─── RECORDS FOR THE EXERCISE ───

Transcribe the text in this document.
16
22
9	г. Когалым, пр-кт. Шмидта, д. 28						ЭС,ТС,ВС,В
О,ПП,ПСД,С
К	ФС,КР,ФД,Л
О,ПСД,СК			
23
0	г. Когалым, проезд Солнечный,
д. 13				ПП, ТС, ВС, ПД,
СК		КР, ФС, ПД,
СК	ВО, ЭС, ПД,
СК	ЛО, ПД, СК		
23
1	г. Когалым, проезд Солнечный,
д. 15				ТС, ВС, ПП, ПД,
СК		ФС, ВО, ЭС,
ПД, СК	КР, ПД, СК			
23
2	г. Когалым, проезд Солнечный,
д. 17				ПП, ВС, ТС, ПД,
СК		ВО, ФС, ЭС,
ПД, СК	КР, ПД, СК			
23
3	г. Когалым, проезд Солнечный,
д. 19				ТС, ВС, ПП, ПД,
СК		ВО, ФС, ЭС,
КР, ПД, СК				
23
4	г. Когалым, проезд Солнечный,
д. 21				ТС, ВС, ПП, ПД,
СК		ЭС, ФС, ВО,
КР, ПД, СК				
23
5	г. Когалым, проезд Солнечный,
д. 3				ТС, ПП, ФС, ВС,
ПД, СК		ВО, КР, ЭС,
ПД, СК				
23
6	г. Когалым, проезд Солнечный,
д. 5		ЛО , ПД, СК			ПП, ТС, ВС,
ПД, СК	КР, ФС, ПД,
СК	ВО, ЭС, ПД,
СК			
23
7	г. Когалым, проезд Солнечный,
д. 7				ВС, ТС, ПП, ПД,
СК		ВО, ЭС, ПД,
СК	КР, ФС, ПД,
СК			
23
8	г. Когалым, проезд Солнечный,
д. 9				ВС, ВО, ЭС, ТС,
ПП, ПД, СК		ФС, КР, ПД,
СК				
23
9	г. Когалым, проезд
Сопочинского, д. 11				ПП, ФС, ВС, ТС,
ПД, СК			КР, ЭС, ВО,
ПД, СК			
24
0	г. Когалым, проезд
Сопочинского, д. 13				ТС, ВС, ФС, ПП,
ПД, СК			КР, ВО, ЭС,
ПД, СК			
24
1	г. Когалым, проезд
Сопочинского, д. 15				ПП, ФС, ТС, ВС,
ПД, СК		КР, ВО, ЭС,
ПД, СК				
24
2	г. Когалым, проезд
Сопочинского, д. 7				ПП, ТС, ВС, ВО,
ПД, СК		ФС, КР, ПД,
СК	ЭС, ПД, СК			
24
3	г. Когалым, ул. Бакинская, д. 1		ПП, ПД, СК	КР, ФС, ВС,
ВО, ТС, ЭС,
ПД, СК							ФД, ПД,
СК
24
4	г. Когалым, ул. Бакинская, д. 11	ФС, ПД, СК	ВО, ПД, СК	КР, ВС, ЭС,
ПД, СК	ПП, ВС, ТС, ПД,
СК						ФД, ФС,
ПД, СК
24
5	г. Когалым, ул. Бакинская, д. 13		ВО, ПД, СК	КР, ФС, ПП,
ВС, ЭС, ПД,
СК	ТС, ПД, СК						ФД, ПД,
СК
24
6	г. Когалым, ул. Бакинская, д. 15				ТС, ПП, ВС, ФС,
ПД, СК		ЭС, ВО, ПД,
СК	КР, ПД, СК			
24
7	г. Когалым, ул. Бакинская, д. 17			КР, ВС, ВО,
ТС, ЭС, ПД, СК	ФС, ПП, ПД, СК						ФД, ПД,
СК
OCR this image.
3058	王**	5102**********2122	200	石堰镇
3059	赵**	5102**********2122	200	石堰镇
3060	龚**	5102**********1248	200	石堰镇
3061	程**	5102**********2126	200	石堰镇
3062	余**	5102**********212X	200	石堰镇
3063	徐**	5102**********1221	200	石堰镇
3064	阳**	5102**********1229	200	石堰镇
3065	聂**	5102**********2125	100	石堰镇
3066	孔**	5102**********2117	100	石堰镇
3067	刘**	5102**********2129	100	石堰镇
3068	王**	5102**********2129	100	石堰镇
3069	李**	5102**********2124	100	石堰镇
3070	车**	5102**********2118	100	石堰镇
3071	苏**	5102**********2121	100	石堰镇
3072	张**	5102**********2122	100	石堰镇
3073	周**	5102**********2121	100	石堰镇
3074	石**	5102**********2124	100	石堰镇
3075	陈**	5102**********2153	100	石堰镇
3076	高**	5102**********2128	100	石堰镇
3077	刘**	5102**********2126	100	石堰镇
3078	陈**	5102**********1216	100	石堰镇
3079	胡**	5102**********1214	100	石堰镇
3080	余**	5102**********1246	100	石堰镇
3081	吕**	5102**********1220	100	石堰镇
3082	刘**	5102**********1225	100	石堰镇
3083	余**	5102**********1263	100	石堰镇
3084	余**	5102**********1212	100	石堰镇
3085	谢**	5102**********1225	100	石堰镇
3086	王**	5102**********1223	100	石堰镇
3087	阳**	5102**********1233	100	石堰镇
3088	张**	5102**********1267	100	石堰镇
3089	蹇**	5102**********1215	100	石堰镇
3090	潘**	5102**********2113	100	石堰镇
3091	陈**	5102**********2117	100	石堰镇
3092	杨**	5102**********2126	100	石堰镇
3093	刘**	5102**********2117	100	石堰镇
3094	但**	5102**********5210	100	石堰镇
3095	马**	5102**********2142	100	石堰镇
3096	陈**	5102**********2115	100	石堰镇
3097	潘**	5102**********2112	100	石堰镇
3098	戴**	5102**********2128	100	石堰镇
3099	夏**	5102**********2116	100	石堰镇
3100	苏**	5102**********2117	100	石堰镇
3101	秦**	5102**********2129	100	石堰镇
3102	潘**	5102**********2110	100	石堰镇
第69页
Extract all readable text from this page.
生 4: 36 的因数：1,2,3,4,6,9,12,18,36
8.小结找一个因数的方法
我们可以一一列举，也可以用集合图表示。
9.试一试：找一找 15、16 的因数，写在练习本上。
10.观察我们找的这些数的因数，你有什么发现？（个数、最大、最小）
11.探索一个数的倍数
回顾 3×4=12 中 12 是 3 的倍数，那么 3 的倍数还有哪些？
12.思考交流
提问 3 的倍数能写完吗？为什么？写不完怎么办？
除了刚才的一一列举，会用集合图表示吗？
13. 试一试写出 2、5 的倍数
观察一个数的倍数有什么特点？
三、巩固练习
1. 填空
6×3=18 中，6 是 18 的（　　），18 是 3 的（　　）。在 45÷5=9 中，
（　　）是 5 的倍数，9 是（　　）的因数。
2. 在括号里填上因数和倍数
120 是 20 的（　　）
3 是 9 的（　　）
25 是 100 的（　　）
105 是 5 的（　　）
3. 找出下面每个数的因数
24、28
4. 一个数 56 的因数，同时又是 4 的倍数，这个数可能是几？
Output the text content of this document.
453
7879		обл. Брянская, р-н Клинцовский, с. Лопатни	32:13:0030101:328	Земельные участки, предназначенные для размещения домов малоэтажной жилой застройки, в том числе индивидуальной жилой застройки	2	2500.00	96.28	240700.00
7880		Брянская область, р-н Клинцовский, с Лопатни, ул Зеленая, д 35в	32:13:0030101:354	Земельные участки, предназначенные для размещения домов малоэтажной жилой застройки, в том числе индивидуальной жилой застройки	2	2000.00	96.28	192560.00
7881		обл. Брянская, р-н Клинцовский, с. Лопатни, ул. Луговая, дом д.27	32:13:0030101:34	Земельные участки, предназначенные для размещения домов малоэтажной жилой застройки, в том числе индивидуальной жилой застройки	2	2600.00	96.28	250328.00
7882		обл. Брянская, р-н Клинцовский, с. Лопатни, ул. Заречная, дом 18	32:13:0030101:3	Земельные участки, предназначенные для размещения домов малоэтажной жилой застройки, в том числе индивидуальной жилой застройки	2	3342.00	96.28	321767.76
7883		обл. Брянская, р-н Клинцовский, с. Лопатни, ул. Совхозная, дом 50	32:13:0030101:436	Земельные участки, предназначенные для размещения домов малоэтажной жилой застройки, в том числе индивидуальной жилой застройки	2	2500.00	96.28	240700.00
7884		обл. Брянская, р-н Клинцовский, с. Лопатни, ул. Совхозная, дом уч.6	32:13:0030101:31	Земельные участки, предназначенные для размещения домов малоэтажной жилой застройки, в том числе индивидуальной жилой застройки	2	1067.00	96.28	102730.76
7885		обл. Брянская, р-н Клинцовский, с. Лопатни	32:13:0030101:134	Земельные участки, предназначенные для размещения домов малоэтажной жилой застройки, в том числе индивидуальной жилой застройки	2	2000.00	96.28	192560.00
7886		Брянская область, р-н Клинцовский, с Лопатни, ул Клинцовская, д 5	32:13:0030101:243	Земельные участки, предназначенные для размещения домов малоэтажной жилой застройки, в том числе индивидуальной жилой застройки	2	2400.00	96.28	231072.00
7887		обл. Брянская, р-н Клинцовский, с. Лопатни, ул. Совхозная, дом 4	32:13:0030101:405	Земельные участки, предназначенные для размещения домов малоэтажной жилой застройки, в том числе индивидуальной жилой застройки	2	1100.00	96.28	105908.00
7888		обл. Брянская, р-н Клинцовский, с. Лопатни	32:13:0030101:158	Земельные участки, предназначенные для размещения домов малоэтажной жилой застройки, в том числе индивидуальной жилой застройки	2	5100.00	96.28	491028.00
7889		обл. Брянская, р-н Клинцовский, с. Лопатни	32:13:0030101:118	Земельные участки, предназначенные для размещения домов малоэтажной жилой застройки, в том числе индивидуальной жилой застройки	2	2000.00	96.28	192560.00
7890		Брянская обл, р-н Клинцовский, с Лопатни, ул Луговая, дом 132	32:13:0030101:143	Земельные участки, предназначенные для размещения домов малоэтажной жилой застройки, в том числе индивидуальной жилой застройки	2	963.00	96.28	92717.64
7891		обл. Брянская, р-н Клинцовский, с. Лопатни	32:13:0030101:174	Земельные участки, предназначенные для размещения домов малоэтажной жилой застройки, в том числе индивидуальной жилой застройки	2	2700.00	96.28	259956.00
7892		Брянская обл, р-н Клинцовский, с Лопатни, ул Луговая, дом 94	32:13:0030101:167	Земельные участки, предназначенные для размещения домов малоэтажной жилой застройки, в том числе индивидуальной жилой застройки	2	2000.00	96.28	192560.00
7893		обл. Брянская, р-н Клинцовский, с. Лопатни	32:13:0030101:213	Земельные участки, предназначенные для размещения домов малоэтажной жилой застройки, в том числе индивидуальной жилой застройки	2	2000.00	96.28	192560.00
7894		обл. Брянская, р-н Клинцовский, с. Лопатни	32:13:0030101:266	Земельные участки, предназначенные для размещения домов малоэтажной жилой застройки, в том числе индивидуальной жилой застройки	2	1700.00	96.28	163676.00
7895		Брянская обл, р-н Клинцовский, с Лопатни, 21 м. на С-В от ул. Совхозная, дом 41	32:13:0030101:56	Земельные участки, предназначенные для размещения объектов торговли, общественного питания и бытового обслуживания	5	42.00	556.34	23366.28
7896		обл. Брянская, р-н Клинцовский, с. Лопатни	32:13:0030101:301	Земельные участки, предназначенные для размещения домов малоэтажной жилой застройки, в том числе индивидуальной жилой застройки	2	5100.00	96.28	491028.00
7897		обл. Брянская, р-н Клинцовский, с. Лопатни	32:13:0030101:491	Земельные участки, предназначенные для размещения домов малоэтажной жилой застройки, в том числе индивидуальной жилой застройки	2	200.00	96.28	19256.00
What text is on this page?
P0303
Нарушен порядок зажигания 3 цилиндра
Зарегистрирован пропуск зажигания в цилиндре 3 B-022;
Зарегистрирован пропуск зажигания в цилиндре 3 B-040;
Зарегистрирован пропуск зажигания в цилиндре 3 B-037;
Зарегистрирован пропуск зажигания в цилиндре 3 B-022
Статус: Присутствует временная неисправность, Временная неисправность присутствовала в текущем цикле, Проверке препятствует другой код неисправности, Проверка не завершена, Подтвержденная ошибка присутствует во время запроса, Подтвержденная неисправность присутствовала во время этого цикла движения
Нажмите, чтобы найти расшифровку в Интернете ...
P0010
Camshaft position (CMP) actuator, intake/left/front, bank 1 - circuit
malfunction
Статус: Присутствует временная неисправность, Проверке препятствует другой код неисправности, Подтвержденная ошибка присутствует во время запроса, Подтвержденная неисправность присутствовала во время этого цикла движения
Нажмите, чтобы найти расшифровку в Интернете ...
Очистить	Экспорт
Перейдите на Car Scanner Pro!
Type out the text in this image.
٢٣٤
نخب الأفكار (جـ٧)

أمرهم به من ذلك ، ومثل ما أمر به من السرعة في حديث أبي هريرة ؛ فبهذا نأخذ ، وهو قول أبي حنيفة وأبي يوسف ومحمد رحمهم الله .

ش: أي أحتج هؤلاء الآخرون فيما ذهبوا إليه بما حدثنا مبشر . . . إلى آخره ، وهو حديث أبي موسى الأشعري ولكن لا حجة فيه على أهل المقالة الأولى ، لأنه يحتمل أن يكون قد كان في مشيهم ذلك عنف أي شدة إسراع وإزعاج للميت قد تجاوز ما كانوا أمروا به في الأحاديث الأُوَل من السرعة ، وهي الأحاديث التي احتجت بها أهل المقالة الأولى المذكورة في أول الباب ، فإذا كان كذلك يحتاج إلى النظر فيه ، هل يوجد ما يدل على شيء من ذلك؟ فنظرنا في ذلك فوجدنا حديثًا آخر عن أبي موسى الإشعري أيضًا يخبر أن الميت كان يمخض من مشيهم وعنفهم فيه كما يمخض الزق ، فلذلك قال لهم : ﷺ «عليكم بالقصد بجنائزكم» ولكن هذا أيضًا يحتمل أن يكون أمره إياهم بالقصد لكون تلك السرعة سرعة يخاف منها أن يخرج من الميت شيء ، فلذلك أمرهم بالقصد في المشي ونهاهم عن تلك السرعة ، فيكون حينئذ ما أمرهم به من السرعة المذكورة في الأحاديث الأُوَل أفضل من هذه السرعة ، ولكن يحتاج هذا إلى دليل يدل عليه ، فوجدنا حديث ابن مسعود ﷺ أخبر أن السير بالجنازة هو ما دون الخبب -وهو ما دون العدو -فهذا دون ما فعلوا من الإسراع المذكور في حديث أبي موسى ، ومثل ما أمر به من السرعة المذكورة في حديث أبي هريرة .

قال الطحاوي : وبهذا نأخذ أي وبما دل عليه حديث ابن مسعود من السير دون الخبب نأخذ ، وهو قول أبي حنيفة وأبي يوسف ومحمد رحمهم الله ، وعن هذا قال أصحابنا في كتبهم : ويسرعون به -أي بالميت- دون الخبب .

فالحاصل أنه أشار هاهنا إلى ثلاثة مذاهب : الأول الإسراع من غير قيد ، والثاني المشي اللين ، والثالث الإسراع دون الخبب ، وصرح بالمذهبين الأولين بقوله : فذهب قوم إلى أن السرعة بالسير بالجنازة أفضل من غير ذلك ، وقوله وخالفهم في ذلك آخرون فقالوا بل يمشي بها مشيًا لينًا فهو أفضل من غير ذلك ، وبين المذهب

───

WORK INSTRUCTIONS
List the lines of the material in which the word "зажигания" occurs.

OUTPUT OF THE EXERCISE
Нарушен порядок зажигания 3 цилиндра
Зарегистрирован пропуск зажигания в цилиндре 3 B-022;
Зарегистрирован пропуск зажигания в цилиндре 3 B-040;
Зарегистрирован пропуск зажигания в цилиндре 3 B-037;
Зарегистрирован пропуск зажигания в цилиндре 3 B-022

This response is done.